GIVEN TASK: In this exercise, print only the lines from the line with "Parse this screenshot: output" to the last line of the data below, inclusive. Any pictures should be left out.

DATA ROWS:

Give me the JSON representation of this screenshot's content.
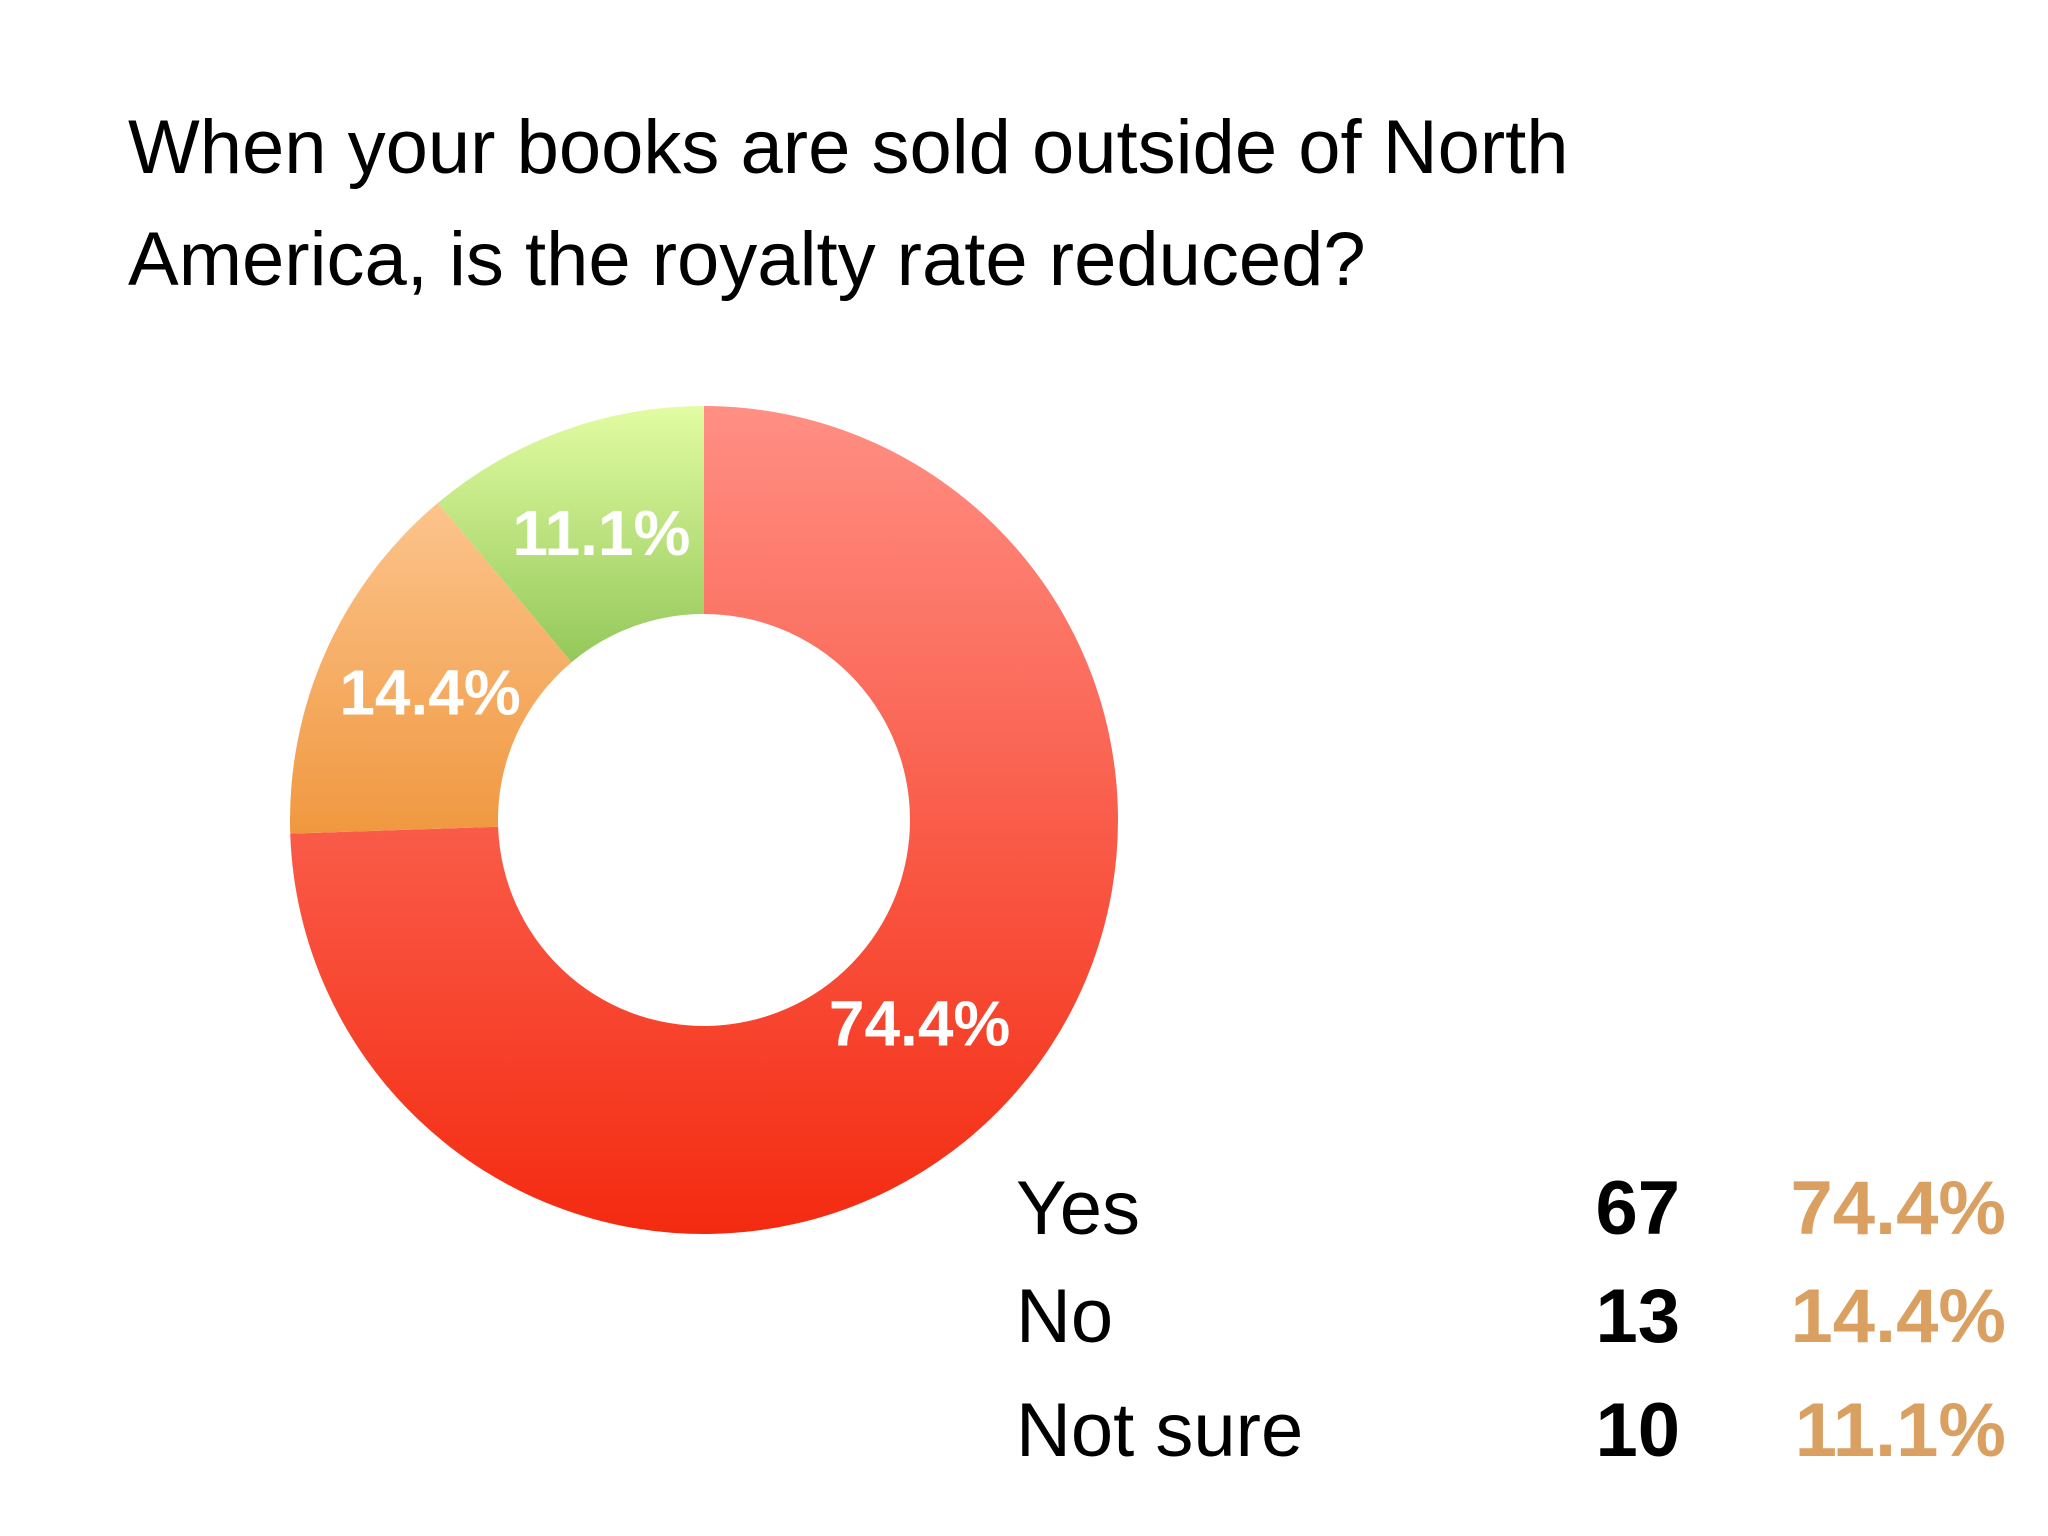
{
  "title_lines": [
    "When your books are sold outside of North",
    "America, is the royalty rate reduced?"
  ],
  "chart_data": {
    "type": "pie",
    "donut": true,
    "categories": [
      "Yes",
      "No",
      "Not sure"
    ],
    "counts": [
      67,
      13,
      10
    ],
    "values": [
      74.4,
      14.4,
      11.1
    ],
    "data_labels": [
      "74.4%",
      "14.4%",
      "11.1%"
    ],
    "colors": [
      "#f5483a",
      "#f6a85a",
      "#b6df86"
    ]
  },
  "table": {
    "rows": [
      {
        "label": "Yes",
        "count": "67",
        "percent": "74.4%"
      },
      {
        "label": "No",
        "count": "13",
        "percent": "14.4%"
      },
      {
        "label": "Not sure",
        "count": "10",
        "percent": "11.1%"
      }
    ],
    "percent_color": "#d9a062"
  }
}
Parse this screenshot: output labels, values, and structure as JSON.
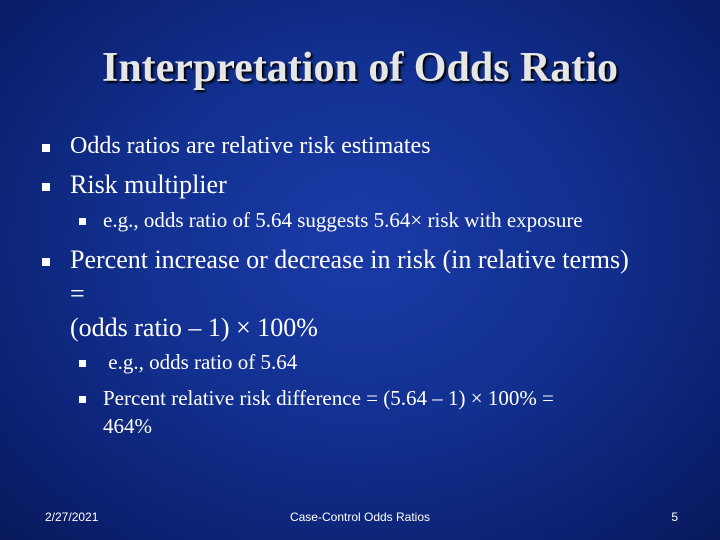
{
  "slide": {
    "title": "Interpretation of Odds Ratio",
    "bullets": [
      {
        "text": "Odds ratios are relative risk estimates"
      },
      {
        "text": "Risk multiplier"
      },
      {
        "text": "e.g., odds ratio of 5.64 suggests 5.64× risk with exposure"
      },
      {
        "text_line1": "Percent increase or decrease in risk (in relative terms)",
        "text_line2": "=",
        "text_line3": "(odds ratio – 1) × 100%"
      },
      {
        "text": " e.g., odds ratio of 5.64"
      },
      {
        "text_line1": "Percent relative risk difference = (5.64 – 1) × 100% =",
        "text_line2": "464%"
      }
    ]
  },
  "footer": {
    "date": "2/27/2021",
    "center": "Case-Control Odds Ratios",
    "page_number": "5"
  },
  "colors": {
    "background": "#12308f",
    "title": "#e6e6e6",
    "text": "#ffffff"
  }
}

WRITTEN RESPONSE:
Parse this screenshot: output labels, values, and structure as JSON.
{
  "slide": {
    "title": "Interpretation of Odds Ratio",
    "bullets": [
      {
        "text": "Odds ratios are relative risk estimates"
      },
      {
        "text": "Risk multiplier"
      },
      {
        "text": "e.g., odds ratio of 5.64 suggests 5.64× risk with exposure"
      },
      {
        "text_line1": "Percent increase or decrease in risk (in relative terms)",
        "text_line2": "=",
        "text_line3": "(odds ratio – 1) × 100%"
      },
      {
        "text": " e.g., odds ratio of 5.64"
      },
      {
        "text_line1": "Percent relative risk difference = (5.64 – 1) × 100% =",
        "text_line2": "464%"
      }
    ]
  },
  "footer": {
    "date": "2/27/2021",
    "center": "Case-Control Odds Ratios",
    "page_number": "5"
  },
  "colors": {
    "background": "#12308f",
    "title": "#e6e6e6",
    "text": "#ffffff"
  }
}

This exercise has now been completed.